Recorded data:
(begin)

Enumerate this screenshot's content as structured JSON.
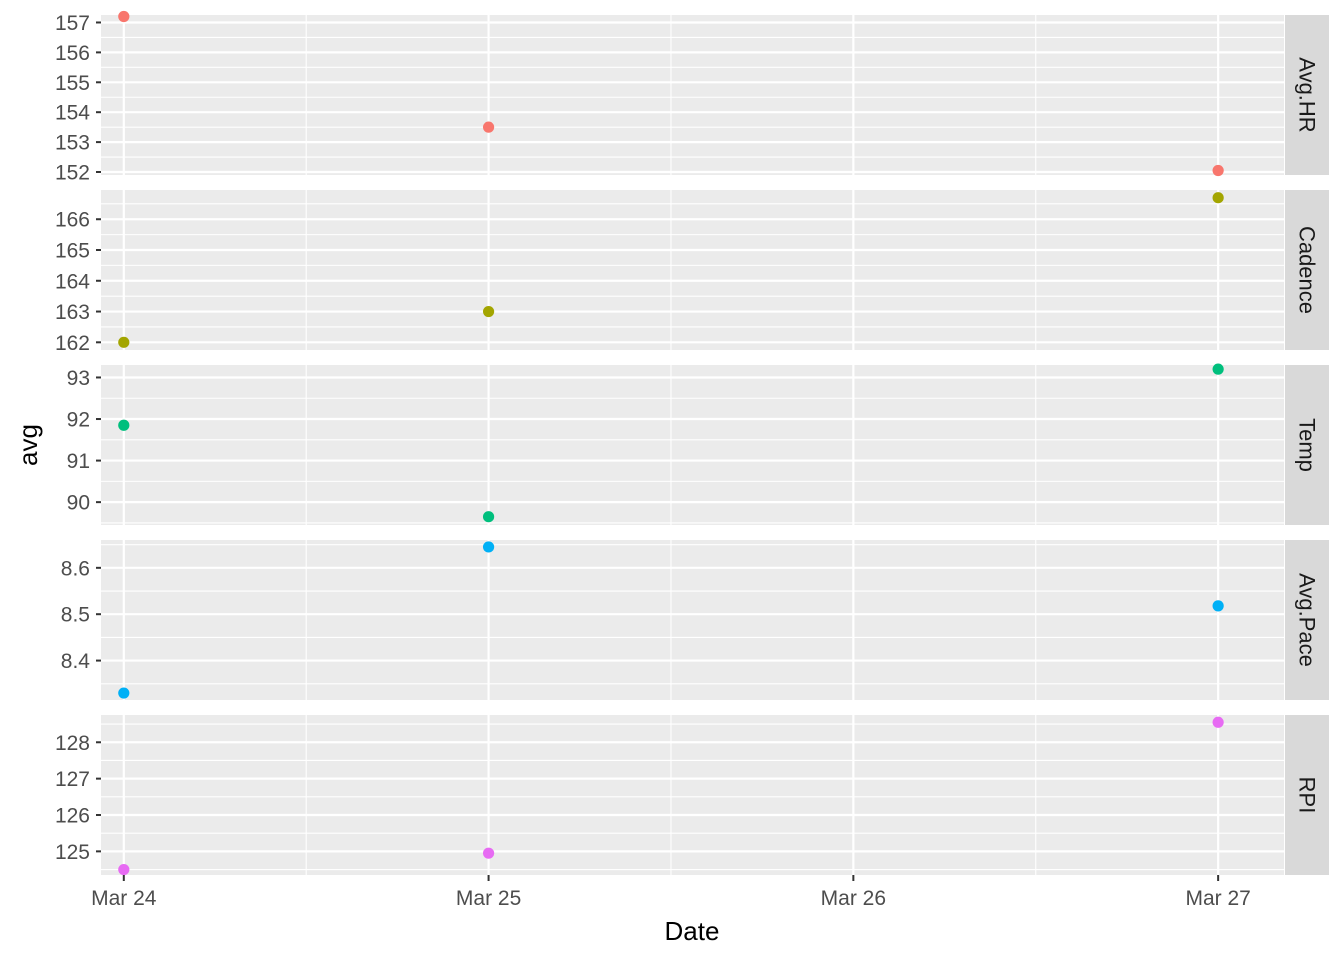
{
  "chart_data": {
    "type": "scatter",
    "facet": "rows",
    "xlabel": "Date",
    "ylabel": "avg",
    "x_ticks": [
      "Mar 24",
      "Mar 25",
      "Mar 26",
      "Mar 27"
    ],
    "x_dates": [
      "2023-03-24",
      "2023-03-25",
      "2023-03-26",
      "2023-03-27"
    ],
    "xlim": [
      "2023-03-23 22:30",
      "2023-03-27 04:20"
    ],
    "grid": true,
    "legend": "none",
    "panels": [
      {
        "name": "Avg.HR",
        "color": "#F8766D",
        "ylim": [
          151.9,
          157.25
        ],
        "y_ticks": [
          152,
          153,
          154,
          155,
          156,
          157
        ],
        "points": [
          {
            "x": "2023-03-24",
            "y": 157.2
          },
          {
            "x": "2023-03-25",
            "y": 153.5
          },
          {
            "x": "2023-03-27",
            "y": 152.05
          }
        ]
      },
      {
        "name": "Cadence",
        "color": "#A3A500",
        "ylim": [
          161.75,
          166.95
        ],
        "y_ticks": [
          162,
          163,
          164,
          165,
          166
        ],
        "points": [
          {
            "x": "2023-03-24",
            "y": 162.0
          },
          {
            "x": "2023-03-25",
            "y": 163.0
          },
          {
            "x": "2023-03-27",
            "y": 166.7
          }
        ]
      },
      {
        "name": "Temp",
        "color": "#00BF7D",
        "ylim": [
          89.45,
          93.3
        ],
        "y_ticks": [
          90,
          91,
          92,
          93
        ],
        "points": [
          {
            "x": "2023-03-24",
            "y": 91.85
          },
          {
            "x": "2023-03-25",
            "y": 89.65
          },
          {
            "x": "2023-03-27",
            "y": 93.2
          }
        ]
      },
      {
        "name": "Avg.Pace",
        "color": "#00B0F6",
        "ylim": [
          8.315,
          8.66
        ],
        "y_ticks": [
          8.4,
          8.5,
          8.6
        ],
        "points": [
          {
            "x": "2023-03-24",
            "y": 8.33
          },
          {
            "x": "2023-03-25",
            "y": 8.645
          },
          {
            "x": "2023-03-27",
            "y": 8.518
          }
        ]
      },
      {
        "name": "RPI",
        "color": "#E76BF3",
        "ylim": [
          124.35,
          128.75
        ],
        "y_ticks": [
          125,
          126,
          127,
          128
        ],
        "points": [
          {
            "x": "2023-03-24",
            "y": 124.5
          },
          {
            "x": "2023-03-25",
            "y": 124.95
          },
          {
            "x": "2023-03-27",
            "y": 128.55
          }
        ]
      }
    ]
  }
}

(end)

> **WHAT YOU WILL DO**
Extract the entries in full, exactly as they are, minus the pictures.

> **COMPLETE ANSWER**
Enumerate this screenshot's content as structured JSON.
{
  "chart_data": {
    "type": "scatter",
    "facet": "rows",
    "xlabel": "Date",
    "ylabel": "avg",
    "x_ticks": [
      "Mar 24",
      "Mar 25",
      "Mar 26",
      "Mar 27"
    ],
    "x_dates": [
      "2023-03-24",
      "2023-03-25",
      "2023-03-26",
      "2023-03-27"
    ],
    "xlim": [
      "2023-03-23 22:30",
      "2023-03-27 04:20"
    ],
    "grid": true,
    "legend": "none",
    "panels": [
      {
        "name": "Avg.HR",
        "color": "#F8766D",
        "ylim": [
          151.9,
          157.25
        ],
        "y_ticks": [
          152,
          153,
          154,
          155,
          156,
          157
        ],
        "points": [
          {
            "x": "2023-03-24",
            "y": 157.2
          },
          {
            "x": "2023-03-25",
            "y": 153.5
          },
          {
            "x": "2023-03-27",
            "y": 152.05
          }
        ]
      },
      {
        "name": "Cadence",
        "color": "#A3A500",
        "ylim": [
          161.75,
          166.95
        ],
        "y_ticks": [
          162,
          163,
          164,
          165,
          166
        ],
        "points": [
          {
            "x": "2023-03-24",
            "y": 162.0
          },
          {
            "x": "2023-03-25",
            "y": 163.0
          },
          {
            "x": "2023-03-27",
            "y": 166.7
          }
        ]
      },
      {
        "name": "Temp",
        "color": "#00BF7D",
        "ylim": [
          89.45,
          93.3
        ],
        "y_ticks": [
          90,
          91,
          92,
          93
        ],
        "points": [
          {
            "x": "2023-03-24",
            "y": 91.85
          },
          {
            "x": "2023-03-25",
            "y": 89.65
          },
          {
            "x": "2023-03-27",
            "y": 93.2
          }
        ]
      },
      {
        "name": "Avg.Pace",
        "color": "#00B0F6",
        "ylim": [
          8.315,
          8.66
        ],
        "y_ticks": [
          8.4,
          8.5,
          8.6
        ],
        "points": [
          {
            "x": "2023-03-24",
            "y": 8.33
          },
          {
            "x": "2023-03-25",
            "y": 8.645
          },
          {
            "x": "2023-03-27",
            "y": 8.518
          }
        ]
      },
      {
        "name": "RPI",
        "color": "#E76BF3",
        "ylim": [
          124.35,
          128.75
        ],
        "y_ticks": [
          125,
          126,
          127,
          128
        ],
        "points": [
          {
            "x": "2023-03-24",
            "y": 124.5
          },
          {
            "x": "2023-03-25",
            "y": 124.95
          },
          {
            "x": "2023-03-27",
            "y": 128.55
          }
        ]
      }
    ]
  }
}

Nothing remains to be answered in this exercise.